[Figure record listings]
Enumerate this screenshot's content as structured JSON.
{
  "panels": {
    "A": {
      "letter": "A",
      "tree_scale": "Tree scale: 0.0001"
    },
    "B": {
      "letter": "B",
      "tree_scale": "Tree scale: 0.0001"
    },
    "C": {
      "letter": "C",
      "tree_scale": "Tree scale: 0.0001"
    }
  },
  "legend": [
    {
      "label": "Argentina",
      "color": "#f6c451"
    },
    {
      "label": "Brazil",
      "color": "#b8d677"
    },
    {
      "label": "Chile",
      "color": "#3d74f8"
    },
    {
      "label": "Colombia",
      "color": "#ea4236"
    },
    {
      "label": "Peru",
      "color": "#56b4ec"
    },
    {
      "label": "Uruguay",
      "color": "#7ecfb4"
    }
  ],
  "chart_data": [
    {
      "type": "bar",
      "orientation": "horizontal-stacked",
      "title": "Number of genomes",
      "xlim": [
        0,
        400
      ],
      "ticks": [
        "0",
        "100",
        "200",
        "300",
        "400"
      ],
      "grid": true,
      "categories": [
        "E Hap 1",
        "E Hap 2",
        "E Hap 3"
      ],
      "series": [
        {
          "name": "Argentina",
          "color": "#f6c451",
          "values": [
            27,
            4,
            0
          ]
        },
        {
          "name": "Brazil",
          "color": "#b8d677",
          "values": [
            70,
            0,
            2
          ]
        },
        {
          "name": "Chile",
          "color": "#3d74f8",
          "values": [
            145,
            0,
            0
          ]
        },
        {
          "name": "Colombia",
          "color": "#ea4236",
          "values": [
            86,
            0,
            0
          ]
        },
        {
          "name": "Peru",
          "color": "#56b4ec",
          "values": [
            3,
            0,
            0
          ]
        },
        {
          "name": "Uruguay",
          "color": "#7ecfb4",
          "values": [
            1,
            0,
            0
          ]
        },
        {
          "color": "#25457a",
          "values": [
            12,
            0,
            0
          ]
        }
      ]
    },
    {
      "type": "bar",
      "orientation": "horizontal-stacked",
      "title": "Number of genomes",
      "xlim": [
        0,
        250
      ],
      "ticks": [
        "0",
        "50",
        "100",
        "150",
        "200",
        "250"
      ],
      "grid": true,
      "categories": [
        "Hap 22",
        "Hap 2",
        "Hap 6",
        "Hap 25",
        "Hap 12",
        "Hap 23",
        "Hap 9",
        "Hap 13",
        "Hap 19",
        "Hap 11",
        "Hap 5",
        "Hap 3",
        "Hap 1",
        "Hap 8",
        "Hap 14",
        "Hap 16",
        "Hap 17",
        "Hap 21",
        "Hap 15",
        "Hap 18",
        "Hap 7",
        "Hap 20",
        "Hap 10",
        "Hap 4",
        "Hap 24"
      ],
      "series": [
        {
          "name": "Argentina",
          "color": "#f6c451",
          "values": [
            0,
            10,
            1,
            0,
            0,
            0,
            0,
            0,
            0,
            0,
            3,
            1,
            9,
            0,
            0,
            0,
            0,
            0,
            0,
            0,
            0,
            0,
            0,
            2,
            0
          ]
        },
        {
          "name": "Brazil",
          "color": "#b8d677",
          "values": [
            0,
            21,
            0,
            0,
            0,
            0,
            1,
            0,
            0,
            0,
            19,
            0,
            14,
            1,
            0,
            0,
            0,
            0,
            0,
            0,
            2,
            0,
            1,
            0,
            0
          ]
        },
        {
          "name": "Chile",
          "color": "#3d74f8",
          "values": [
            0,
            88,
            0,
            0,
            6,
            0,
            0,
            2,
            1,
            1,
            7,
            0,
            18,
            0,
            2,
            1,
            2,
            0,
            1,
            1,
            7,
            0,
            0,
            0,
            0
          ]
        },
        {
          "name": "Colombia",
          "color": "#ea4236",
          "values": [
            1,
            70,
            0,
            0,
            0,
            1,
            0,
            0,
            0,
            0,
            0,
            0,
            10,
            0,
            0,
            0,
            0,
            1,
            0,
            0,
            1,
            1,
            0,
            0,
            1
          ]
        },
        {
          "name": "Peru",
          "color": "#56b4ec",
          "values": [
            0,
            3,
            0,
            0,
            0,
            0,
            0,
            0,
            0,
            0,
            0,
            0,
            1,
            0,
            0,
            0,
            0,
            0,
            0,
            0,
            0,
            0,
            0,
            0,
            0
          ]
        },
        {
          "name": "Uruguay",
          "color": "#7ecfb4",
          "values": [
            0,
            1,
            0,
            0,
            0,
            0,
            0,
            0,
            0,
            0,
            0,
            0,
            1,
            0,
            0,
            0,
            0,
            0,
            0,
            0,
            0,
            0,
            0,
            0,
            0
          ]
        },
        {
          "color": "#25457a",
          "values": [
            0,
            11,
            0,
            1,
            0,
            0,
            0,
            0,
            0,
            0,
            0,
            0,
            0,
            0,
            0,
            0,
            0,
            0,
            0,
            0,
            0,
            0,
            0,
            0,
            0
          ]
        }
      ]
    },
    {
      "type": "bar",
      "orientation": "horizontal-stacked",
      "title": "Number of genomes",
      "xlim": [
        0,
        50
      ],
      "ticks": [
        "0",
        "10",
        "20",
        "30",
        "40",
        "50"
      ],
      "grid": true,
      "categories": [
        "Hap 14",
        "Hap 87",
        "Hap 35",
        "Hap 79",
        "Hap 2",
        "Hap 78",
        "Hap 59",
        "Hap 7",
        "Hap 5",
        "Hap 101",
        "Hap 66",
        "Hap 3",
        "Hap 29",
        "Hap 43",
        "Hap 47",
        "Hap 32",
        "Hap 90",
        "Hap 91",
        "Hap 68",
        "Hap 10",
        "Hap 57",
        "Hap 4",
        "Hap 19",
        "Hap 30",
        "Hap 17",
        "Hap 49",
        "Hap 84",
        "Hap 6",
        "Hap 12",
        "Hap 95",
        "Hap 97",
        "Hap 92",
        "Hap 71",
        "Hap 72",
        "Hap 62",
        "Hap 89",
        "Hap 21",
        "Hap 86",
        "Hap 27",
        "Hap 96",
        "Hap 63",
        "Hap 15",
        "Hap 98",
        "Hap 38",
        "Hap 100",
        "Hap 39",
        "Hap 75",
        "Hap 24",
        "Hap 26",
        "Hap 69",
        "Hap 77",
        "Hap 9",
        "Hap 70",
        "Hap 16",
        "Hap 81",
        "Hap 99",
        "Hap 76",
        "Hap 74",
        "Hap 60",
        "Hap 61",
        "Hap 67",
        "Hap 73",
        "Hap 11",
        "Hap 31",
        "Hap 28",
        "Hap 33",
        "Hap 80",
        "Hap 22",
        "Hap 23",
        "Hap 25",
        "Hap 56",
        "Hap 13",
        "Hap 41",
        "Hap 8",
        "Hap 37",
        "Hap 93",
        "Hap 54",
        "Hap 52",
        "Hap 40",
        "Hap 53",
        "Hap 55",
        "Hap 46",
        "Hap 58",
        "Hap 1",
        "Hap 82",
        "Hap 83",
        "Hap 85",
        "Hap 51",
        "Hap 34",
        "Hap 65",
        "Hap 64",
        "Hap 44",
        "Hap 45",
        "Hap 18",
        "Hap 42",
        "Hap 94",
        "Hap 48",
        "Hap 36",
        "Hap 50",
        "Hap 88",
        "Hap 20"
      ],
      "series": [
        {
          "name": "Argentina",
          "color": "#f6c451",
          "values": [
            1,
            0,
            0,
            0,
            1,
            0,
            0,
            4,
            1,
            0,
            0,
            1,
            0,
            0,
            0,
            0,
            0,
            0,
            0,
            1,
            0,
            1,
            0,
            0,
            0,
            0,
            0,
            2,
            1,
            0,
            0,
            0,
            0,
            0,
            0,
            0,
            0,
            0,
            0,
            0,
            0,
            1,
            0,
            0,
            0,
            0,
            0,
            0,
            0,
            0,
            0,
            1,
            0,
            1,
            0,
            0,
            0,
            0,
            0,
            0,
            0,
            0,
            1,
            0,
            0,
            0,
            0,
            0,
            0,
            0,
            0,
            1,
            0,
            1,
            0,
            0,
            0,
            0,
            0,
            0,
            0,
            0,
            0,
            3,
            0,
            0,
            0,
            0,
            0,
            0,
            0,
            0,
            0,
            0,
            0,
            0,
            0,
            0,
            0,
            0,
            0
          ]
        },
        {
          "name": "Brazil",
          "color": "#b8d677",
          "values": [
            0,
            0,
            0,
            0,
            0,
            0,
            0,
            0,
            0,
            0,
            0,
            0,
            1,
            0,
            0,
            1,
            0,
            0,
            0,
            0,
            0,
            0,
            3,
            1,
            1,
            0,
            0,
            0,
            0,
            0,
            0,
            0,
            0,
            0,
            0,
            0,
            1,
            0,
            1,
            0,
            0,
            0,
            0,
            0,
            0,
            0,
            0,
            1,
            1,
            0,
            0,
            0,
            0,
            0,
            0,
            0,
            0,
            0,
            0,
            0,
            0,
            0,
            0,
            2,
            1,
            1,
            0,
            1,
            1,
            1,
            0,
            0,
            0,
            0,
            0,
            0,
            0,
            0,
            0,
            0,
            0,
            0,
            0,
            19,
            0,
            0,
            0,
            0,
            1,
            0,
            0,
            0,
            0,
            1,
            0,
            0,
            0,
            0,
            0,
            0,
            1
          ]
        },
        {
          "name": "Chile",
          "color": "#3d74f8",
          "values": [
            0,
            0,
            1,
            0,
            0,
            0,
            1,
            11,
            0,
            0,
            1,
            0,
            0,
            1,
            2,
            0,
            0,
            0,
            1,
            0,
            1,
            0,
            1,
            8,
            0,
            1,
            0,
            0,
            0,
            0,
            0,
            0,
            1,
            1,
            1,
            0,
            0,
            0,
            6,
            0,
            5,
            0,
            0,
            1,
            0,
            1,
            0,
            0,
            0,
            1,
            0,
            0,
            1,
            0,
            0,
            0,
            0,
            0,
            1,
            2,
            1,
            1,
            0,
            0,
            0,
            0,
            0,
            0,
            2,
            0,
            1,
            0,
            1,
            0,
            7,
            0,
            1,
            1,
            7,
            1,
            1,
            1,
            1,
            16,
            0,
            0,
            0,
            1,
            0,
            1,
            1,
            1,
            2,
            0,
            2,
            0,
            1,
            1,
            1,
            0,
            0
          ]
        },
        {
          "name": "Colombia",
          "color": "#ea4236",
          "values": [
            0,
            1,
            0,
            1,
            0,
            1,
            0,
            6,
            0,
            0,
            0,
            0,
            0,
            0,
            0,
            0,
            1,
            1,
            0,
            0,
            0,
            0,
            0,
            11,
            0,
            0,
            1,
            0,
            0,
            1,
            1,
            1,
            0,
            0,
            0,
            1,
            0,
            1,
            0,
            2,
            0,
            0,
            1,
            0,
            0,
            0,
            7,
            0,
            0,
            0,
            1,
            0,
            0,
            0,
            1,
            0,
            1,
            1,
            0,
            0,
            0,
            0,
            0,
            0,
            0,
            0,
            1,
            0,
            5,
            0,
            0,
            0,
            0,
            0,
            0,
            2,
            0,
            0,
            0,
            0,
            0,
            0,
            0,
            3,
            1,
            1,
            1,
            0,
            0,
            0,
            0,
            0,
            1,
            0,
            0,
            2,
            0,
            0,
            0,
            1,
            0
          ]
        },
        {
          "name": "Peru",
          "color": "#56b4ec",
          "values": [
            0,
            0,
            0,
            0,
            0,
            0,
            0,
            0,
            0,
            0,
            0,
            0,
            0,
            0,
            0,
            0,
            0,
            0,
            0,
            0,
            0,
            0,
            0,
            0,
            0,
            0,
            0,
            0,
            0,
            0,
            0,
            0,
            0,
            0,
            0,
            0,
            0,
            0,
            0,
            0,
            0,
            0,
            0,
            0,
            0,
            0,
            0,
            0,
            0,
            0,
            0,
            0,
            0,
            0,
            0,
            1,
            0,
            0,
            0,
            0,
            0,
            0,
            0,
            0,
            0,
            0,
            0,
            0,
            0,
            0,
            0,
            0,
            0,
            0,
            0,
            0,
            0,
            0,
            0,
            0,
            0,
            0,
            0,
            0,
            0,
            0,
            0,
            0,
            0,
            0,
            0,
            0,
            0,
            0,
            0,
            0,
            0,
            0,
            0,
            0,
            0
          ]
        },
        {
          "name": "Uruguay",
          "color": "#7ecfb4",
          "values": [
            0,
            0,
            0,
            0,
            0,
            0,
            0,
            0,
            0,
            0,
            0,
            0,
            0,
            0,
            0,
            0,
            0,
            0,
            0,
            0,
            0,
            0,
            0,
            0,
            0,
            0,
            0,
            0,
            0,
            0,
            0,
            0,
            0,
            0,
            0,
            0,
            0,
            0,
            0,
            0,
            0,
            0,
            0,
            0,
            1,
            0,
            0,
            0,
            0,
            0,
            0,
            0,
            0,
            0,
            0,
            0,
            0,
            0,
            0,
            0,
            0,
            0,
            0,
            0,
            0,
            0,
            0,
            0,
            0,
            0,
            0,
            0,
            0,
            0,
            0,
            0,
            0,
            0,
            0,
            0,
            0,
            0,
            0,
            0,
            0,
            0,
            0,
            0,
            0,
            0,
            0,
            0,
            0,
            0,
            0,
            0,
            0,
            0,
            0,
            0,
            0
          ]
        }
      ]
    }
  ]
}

◆ Task description:
Please return every line of the records above that contains the word "label".

◆ Answer space:
      "label": "Argentina",
      "label": "Brazil",
      "label": "Chile",
      "label": "Colombia",
      "label": "Peru",
      "label": "Uruguay",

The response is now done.